SUPPLIED INFORMATION
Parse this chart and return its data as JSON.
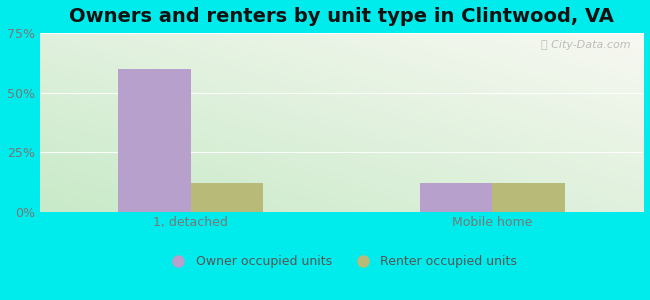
{
  "title": "Owners and renters by unit type in Clintwood, VA",
  "categories": [
    "1, detached",
    "Mobile home"
  ],
  "owner_values": [
    60,
    12
  ],
  "renter_values": [
    12,
    12
  ],
  "owner_color": "#b8a0cc",
  "renter_color": "#b8bb78",
  "bar_width": 0.12,
  "ylim": [
    0,
    75
  ],
  "yticks": [
    0,
    25,
    50,
    75
  ],
  "ytick_labels": [
    "0%",
    "25%",
    "50%",
    "75%"
  ],
  "legend_labels": [
    "Owner occupied units",
    "Renter occupied units"
  ],
  "background_color": "#00ecec",
  "plot_bg_colors": [
    "#c8eac8",
    "#eaf0e0",
    "#f0f4e8",
    "#f8f8f2"
  ],
  "watermark": "City-Data.com",
  "title_fontsize": 14,
  "tick_fontsize": 9,
  "legend_fontsize": 9,
  "group_positions": [
    0.25,
    0.75
  ],
  "xlim": [
    0,
    1
  ]
}
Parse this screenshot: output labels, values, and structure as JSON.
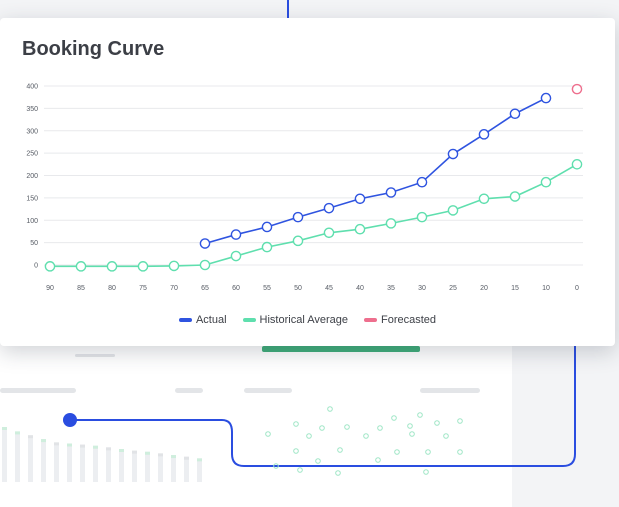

PROMPT
Transcribe all of the material exactly, leaving out whatever pictures it contains.

RESULT OF THE TASK
Parse this chart and return its data as JSON.
{
  "title": "Owners and renters by unit type in Clintwood, VA",
  "categories": [
    "1, detached",
    "Mobile home"
  ],
  "owner_values": [
    60,
    12
  ],
  "renter_values": [
    12,
    12
  ],
  "owner_color": "#b8a0cc",
  "renter_color": "#b8bb78",
  "bar_width": 0.12,
  "ylim": [
    0,
    75
  ],
  "yticks": [
    0,
    25,
    50,
    75
  ],
  "ytick_labels": [
    "0%",
    "25%",
    "50%",
    "75%"
  ],
  "legend_labels": [
    "Owner occupied units",
    "Renter occupied units"
  ],
  "background_color": "#00ecec",
  "plot_bg_colors": [
    "#c8eac8",
    "#eaf0e0",
    "#f0f4e8",
    "#f8f8f2"
  ],
  "watermark": "City-Data.com",
  "title_fontsize": 14,
  "tick_fontsize": 9,
  "legend_fontsize": 9,
  "group_positions": [
    0.25,
    0.75
  ],
  "xlim": [
    0,
    1
  ]
}
Parse this screenshot: output labels, values, and structure as JSON.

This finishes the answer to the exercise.